REQUIREMENT
Copy each line of the records that includes "Coronavirus".

START EXERCISE MATERIAL

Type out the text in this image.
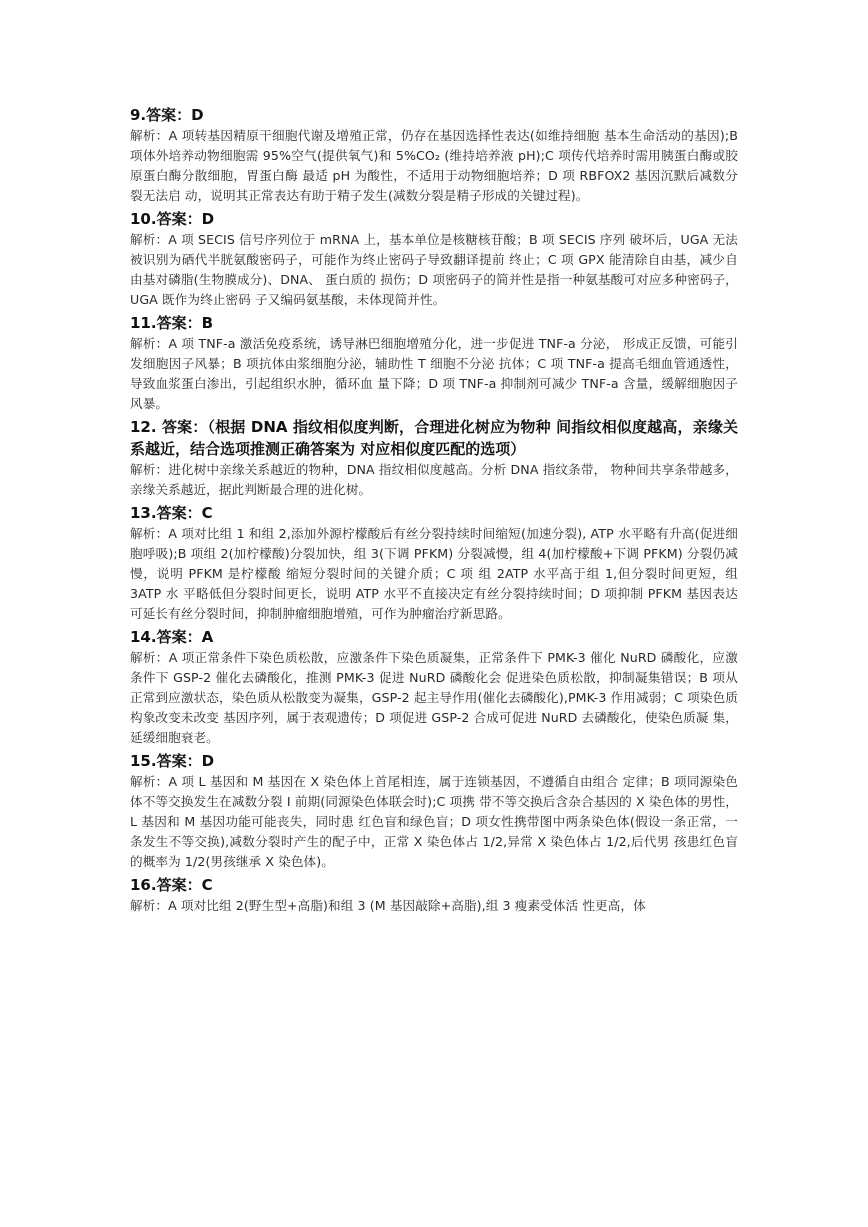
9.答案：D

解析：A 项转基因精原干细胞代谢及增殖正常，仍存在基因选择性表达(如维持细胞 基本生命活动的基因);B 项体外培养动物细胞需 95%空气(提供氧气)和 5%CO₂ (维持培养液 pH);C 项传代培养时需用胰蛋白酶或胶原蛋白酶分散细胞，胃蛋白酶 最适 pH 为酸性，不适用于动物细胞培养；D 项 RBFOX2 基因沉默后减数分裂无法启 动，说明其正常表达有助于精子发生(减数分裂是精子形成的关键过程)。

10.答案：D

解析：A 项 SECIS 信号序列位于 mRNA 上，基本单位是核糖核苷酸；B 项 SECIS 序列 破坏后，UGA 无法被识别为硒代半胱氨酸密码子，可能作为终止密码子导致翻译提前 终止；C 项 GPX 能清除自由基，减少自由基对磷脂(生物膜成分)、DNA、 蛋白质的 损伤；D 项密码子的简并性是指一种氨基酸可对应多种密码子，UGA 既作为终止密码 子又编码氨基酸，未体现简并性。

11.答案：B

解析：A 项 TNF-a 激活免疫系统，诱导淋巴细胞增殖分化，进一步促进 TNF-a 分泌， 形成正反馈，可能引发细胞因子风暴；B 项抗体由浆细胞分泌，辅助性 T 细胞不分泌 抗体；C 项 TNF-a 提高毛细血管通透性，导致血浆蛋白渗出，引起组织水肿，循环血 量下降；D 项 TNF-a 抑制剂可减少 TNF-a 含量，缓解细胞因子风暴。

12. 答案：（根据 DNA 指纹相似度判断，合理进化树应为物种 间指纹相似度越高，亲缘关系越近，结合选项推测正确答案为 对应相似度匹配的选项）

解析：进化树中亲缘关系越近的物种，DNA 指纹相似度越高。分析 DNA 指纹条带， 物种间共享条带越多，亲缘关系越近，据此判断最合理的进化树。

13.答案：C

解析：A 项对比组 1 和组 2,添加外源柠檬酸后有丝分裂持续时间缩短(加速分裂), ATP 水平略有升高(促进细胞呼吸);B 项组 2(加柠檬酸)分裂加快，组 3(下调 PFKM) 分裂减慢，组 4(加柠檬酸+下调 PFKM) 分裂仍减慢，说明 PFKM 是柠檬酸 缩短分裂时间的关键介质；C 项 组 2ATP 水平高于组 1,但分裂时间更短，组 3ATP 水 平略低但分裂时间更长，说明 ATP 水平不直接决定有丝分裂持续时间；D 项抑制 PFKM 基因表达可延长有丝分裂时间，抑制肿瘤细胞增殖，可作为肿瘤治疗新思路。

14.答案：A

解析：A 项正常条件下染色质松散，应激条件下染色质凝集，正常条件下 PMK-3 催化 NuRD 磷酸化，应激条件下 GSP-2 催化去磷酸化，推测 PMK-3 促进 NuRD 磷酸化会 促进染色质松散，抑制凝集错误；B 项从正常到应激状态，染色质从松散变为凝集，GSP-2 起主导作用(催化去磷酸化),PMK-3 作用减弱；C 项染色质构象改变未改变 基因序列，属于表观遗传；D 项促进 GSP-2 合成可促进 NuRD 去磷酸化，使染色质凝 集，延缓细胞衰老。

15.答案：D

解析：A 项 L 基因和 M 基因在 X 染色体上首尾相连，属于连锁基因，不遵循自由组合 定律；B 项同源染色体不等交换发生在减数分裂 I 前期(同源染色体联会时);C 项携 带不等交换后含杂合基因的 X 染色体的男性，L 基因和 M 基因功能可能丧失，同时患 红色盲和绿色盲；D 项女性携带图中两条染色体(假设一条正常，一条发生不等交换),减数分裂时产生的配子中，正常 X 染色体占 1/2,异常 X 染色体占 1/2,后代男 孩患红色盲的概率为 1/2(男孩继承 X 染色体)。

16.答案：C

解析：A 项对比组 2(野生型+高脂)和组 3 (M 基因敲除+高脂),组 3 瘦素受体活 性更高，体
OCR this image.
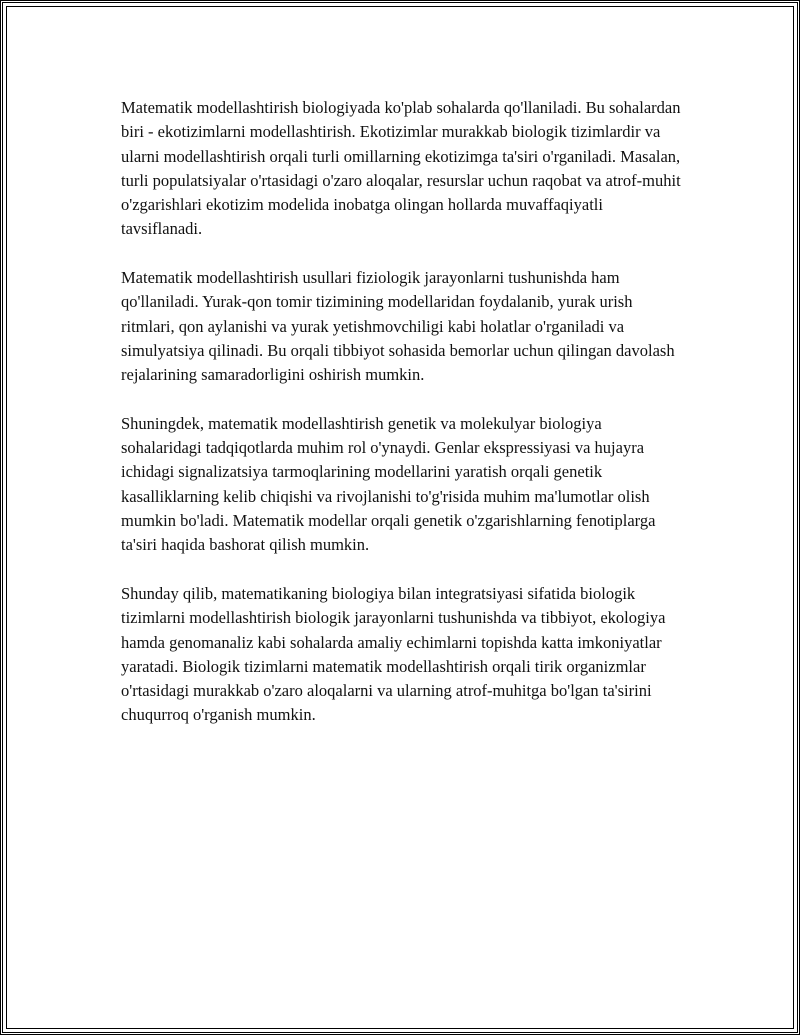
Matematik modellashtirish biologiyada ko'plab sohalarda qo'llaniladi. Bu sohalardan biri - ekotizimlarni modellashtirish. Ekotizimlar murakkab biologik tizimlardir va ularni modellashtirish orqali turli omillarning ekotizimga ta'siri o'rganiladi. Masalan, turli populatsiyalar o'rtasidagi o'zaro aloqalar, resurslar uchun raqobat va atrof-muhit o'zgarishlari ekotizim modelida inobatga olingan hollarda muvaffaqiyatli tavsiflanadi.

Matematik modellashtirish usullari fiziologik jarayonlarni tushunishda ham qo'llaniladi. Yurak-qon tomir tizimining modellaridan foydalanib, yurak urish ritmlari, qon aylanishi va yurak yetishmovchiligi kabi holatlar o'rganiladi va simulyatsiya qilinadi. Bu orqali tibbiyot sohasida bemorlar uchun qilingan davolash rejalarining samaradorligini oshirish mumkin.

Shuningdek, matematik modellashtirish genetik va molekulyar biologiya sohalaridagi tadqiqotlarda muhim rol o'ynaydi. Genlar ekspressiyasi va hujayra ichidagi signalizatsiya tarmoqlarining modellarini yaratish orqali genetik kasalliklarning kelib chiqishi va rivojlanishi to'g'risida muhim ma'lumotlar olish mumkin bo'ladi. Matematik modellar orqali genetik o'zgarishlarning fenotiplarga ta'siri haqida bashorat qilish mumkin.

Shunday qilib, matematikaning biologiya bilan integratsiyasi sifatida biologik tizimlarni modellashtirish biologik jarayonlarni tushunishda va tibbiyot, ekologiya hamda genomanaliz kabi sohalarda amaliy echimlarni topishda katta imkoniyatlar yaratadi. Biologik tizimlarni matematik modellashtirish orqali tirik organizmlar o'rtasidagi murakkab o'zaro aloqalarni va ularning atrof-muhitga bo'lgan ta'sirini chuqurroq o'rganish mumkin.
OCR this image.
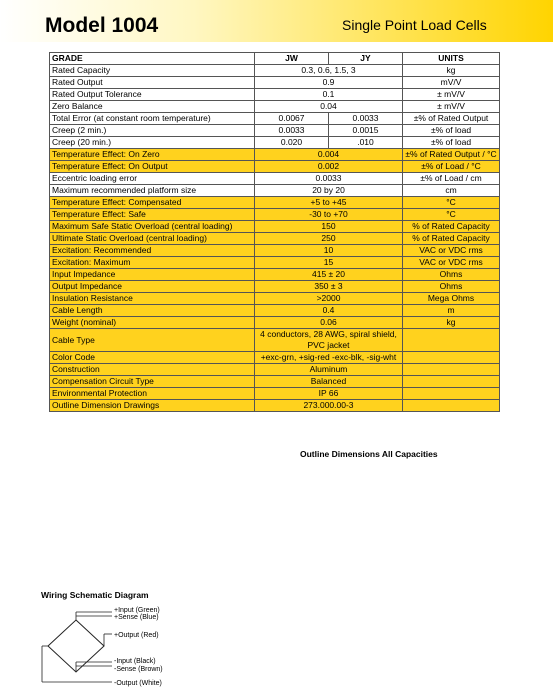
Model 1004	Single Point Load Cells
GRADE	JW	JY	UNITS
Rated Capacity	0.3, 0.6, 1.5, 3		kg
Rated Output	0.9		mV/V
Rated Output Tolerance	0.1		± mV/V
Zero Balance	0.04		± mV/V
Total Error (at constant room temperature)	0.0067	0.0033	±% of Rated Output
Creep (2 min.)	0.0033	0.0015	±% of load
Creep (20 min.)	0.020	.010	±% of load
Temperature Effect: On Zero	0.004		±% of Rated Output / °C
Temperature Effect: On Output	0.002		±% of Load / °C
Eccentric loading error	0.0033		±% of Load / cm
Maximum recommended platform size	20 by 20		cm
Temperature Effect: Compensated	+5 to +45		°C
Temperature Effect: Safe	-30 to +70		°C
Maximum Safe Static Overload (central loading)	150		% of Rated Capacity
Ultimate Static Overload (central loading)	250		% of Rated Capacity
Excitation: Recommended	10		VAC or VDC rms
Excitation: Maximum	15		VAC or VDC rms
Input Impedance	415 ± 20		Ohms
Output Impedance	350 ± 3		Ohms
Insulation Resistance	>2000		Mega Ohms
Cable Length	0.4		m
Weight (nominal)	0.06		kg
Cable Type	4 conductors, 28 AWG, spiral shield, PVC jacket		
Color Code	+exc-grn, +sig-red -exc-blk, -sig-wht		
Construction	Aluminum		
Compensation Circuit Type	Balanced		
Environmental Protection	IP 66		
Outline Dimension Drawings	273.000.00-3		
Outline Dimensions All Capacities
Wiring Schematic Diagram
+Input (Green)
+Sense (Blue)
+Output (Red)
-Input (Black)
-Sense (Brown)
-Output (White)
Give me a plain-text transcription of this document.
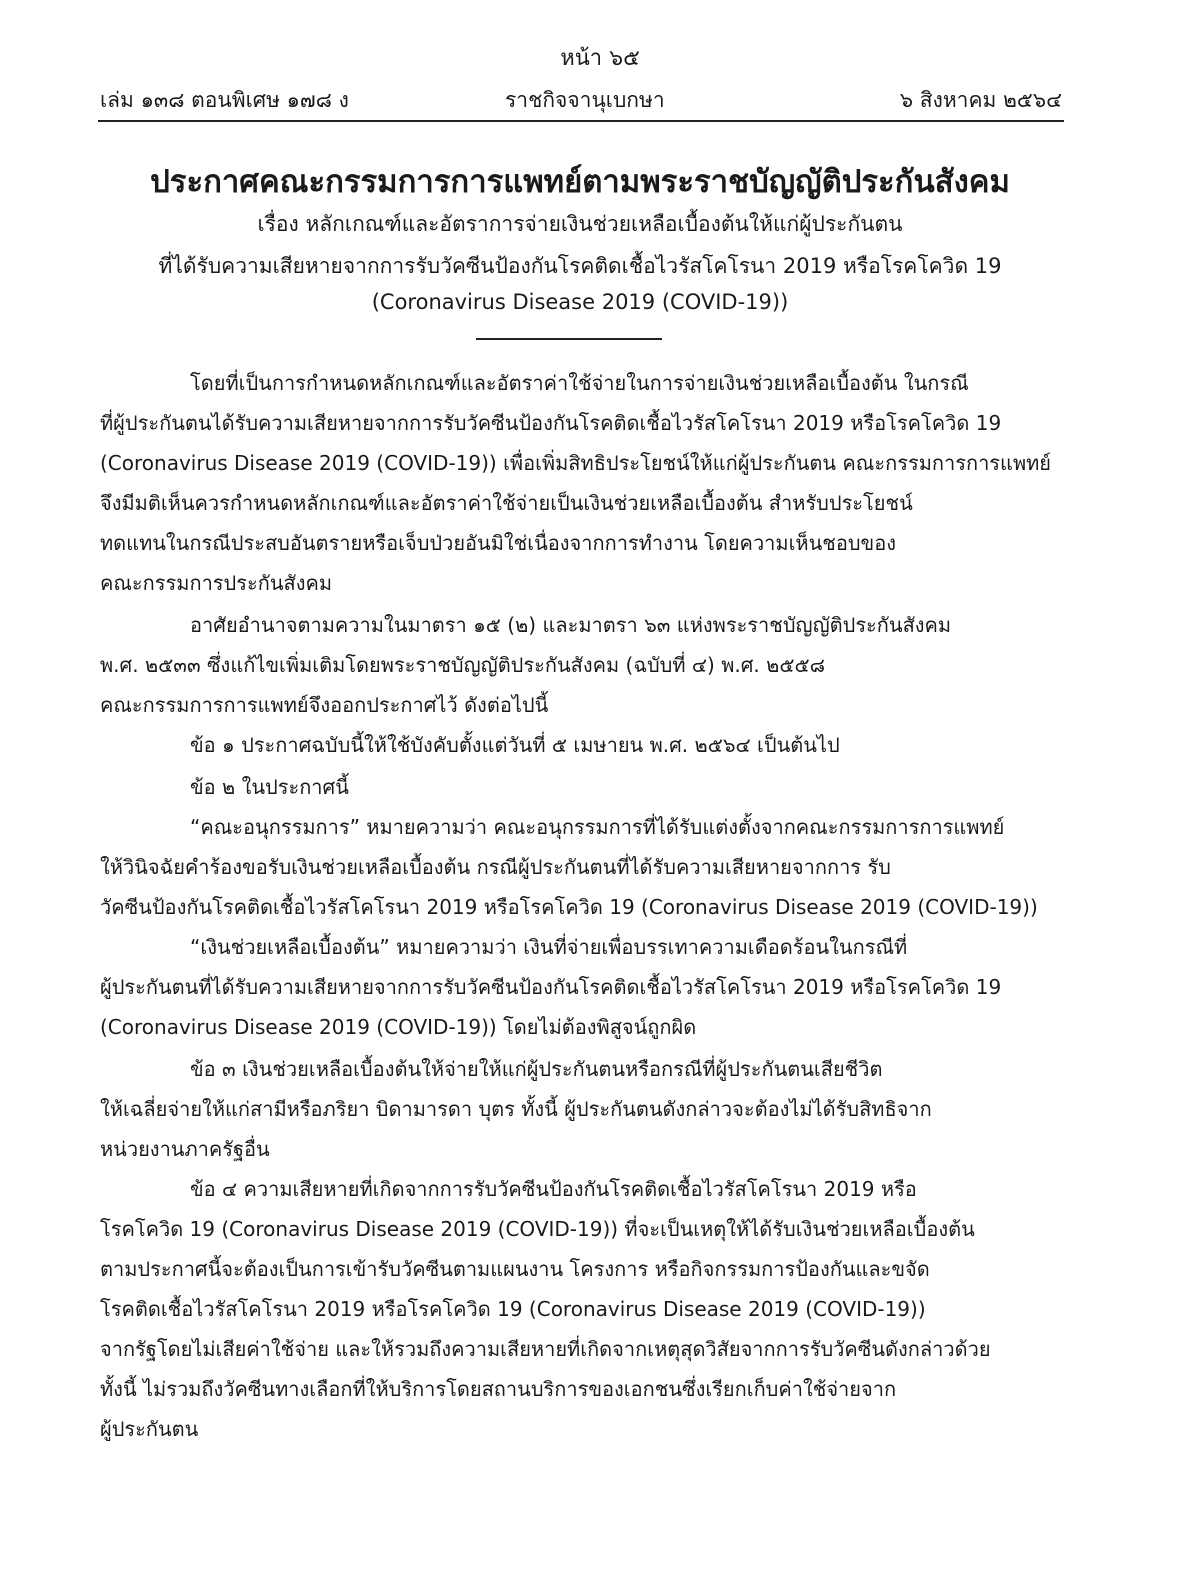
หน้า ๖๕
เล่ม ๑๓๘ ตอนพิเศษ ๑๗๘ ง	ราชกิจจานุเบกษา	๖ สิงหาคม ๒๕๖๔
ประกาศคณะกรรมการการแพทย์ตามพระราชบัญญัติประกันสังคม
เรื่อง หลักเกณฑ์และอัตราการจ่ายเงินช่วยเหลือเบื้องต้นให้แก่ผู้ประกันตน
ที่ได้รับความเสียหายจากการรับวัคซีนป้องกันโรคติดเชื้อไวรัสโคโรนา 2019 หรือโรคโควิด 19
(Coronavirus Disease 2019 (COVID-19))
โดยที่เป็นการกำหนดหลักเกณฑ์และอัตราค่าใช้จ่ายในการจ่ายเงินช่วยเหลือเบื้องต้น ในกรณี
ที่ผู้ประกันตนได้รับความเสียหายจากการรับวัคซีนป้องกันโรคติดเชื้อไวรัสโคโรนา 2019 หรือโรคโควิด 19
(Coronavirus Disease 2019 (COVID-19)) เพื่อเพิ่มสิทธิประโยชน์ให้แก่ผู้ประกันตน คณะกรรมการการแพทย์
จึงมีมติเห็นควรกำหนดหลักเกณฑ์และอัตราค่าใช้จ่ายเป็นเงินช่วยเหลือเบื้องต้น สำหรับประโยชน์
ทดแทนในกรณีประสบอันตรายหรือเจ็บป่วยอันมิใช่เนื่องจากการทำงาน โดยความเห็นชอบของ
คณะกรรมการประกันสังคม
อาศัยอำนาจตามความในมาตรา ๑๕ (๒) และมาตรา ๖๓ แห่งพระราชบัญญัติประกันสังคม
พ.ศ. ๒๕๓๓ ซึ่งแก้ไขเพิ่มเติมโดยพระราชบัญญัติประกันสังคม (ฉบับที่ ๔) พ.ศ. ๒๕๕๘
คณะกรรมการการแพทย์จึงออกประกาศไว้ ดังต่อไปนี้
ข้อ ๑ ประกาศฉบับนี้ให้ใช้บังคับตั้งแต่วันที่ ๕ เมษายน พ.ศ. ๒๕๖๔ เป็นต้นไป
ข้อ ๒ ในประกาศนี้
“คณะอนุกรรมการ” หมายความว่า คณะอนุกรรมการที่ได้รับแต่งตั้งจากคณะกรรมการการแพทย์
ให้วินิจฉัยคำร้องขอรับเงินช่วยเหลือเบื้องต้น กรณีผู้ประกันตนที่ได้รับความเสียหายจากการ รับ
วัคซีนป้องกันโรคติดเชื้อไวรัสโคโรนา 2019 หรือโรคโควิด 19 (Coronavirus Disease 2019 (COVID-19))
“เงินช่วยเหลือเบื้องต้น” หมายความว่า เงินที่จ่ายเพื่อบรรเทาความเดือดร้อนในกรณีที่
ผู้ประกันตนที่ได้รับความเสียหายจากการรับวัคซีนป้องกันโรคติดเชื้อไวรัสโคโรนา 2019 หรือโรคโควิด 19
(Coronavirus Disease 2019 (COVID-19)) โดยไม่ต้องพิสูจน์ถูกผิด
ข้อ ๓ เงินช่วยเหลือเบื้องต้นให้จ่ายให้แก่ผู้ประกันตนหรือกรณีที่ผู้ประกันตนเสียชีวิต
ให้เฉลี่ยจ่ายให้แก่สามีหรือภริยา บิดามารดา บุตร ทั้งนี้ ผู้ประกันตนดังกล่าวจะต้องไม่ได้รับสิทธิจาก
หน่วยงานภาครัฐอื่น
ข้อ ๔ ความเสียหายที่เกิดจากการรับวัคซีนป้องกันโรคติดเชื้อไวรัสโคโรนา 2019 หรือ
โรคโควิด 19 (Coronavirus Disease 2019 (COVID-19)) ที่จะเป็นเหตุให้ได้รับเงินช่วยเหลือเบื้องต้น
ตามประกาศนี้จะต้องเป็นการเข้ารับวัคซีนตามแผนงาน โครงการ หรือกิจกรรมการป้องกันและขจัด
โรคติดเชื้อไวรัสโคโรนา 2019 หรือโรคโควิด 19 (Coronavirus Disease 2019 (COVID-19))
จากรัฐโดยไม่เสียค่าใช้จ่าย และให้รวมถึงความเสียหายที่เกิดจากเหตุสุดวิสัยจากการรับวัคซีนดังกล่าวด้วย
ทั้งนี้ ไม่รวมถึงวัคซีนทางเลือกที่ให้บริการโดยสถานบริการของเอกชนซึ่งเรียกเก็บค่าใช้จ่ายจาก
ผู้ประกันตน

END EXERCISE MATERIAL

ANSWER BOX
(Coronavirus Disease 2019 (COVID-19))
(Coronavirus Disease 2019 (COVID-19)) เพื่อเพิ่มสิทธิประโยชน์ให้แก่ผู้ประกันตน คณะกรรมการการแพทย์
วัคซีนป้องกันโรคติดเชื้อไวรัสโคโรนา 2019 หรือโรคโควิด 19 (Coronavirus Disease 2019 (COVID-19))
(Coronavirus Disease 2019 (COVID-19)) โดยไม่ต้องพิสูจน์ถูกผิด
โรคโควิด 19 (Coronavirus Disease 2019 (COVID-19)) ที่จะเป็นเหตุให้ได้รับเงินช่วยเหลือเบื้องต้น
โรคติดเชื้อไวรัสโคโรนา 2019 หรือโรคโควิด 19 (Coronavirus Disease 2019 (COVID-19))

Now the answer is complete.